→ **WHAT IS BEING ASKED**
Make an exact copy of the listing below.

★ ★ ★ ★ ★ ★ ★

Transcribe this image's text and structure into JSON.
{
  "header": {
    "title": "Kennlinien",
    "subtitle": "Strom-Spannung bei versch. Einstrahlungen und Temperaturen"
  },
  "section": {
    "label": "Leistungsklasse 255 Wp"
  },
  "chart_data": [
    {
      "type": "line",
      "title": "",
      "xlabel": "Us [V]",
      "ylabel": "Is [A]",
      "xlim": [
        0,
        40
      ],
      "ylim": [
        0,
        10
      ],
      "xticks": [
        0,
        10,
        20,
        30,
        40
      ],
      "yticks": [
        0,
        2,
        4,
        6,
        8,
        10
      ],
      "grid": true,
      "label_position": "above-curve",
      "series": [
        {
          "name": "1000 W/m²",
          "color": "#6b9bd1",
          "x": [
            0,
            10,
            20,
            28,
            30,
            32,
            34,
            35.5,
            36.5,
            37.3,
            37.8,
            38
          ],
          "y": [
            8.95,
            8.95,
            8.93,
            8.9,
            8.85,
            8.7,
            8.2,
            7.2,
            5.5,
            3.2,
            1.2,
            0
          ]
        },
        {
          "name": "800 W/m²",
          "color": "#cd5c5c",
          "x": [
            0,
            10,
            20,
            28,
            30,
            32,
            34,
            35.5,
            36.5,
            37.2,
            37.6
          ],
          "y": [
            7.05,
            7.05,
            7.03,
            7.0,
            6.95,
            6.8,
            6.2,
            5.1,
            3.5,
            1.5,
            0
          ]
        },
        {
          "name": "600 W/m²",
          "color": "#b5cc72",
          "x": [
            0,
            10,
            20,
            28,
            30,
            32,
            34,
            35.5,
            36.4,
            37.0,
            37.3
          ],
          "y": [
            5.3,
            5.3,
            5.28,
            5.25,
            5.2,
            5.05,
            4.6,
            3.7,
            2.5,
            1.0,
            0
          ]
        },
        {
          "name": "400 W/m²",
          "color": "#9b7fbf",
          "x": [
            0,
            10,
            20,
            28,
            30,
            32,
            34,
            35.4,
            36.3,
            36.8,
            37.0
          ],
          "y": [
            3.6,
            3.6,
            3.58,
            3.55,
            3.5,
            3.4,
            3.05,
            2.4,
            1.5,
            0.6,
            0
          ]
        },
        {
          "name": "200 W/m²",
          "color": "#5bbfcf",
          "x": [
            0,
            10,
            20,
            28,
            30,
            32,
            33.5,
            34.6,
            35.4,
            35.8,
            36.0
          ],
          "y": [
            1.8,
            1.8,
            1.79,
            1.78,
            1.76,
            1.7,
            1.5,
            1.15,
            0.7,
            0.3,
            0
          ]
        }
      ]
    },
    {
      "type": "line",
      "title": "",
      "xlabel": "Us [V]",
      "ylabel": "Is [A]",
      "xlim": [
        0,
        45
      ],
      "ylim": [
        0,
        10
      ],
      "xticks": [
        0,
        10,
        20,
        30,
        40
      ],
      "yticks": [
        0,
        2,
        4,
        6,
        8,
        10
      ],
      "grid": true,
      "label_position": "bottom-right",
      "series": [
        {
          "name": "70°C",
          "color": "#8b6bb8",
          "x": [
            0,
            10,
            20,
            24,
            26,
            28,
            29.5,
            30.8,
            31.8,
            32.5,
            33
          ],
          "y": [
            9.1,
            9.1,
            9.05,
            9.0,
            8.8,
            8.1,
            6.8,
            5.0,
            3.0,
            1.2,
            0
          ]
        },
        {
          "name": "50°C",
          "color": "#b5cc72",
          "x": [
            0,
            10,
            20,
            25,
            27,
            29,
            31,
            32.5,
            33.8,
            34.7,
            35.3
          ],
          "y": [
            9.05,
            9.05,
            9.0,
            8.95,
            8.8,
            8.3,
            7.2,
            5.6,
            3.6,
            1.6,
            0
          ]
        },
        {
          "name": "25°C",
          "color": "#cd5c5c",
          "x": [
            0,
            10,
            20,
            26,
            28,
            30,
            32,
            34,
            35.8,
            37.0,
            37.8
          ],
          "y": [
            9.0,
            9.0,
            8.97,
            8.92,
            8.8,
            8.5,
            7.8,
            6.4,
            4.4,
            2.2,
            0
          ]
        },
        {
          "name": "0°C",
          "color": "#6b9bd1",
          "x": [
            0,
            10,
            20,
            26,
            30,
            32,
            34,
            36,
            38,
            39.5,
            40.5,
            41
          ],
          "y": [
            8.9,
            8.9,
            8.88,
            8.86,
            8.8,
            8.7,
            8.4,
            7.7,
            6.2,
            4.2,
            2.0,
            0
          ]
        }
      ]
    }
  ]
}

★ ★ ★ ★ ★ ★ ★

→ **TASK ANSWER**
Transcribe this image's text and structure into JSON.
{
  "header": {
    "title": "Kennlinien",
    "subtitle": "Strom-Spannung bei versch. Einstrahlungen und Temperaturen"
  },
  "section": {
    "label": "Leistungsklasse 255 Wp"
  },
  "chart_data": [
    {
      "type": "line",
      "title": "",
      "xlabel": "Us [V]",
      "ylabel": "Is [A]",
      "xlim": [
        0,
        40
      ],
      "ylim": [
        0,
        10
      ],
      "xticks": [
        0,
        10,
        20,
        30,
        40
      ],
      "yticks": [
        0,
        2,
        4,
        6,
        8,
        10
      ],
      "grid": true,
      "label_position": "above-curve",
      "series": [
        {
          "name": "1000 W/m²",
          "color": "#6b9bd1",
          "x": [
            0,
            10,
            20,
            28,
            30,
            32,
            34,
            35.5,
            36.5,
            37.3,
            37.8,
            38
          ],
          "y": [
            8.95,
            8.95,
            8.93,
            8.9,
            8.85,
            8.7,
            8.2,
            7.2,
            5.5,
            3.2,
            1.2,
            0
          ]
        },
        {
          "name": "800 W/m²",
          "color": "#cd5c5c",
          "x": [
            0,
            10,
            20,
            28,
            30,
            32,
            34,
            35.5,
            36.5,
            37.2,
            37.6
          ],
          "y": [
            7.05,
            7.05,
            7.03,
            7.0,
            6.95,
            6.8,
            6.2,
            5.1,
            3.5,
            1.5,
            0
          ]
        },
        {
          "name": "600 W/m²",
          "color": "#b5cc72",
          "x": [
            0,
            10,
            20,
            28,
            30,
            32,
            34,
            35.5,
            36.4,
            37.0,
            37.3
          ],
          "y": [
            5.3,
            5.3,
            5.28,
            5.25,
            5.2,
            5.05,
            4.6,
            3.7,
            2.5,
            1.0,
            0
          ]
        },
        {
          "name": "400 W/m²",
          "color": "#9b7fbf",
          "x": [
            0,
            10,
            20,
            28,
            30,
            32,
            34,
            35.4,
            36.3,
            36.8,
            37.0
          ],
          "y": [
            3.6,
            3.6,
            3.58,
            3.55,
            3.5,
            3.4,
            3.05,
            2.4,
            1.5,
            0.6,
            0
          ]
        },
        {
          "name": "200 W/m²",
          "color": "#5bbfcf",
          "x": [
            0,
            10,
            20,
            28,
            30,
            32,
            33.5,
            34.6,
            35.4,
            35.8,
            36.0
          ],
          "y": [
            1.8,
            1.8,
            1.79,
            1.78,
            1.76,
            1.7,
            1.5,
            1.15,
            0.7,
            0.3,
            0
          ]
        }
      ]
    },
    {
      "type": "line",
      "title": "",
      "xlabel": "Us [V]",
      "ylabel": "Is [A]",
      "xlim": [
        0,
        45
      ],
      "ylim": [
        0,
        10
      ],
      "xticks": [
        0,
        10,
        20,
        30,
        40
      ],
      "yticks": [
        0,
        2,
        4,
        6,
        8,
        10
      ],
      "grid": true,
      "label_position": "bottom-right",
      "series": [
        {
          "name": "70°C",
          "color": "#8b6bb8",
          "x": [
            0,
            10,
            20,
            24,
            26,
            28,
            29.5,
            30.8,
            31.8,
            32.5,
            33
          ],
          "y": [
            9.1,
            9.1,
            9.05,
            9.0,
            8.8,
            8.1,
            6.8,
            5.0,
            3.0,
            1.2,
            0
          ]
        },
        {
          "name": "50°C",
          "color": "#b5cc72",
          "x": [
            0,
            10,
            20,
            25,
            27,
            29,
            31,
            32.5,
            33.8,
            34.7,
            35.3
          ],
          "y": [
            9.05,
            9.05,
            9.0,
            8.95,
            8.8,
            8.3,
            7.2,
            5.6,
            3.6,
            1.6,
            0
          ]
        },
        {
          "name": "25°C",
          "color": "#cd5c5c",
          "x": [
            0,
            10,
            20,
            26,
            28,
            30,
            32,
            34,
            35.8,
            37.0,
            37.8
          ],
          "y": [
            9.0,
            9.0,
            8.97,
            8.92,
            8.8,
            8.5,
            7.8,
            6.4,
            4.4,
            2.2,
            0
          ]
        },
        {
          "name": "0°C",
          "color": "#6b9bd1",
          "x": [
            0,
            10,
            20,
            26,
            30,
            32,
            34,
            36,
            38,
            39.5,
            40.5,
            41
          ],
          "y": [
            8.9,
            8.9,
            8.88,
            8.86,
            8.8,
            8.7,
            8.4,
            7.7,
            6.2,
            4.2,
            2.0,
            0
          ]
        }
      ]
    }
  ]
}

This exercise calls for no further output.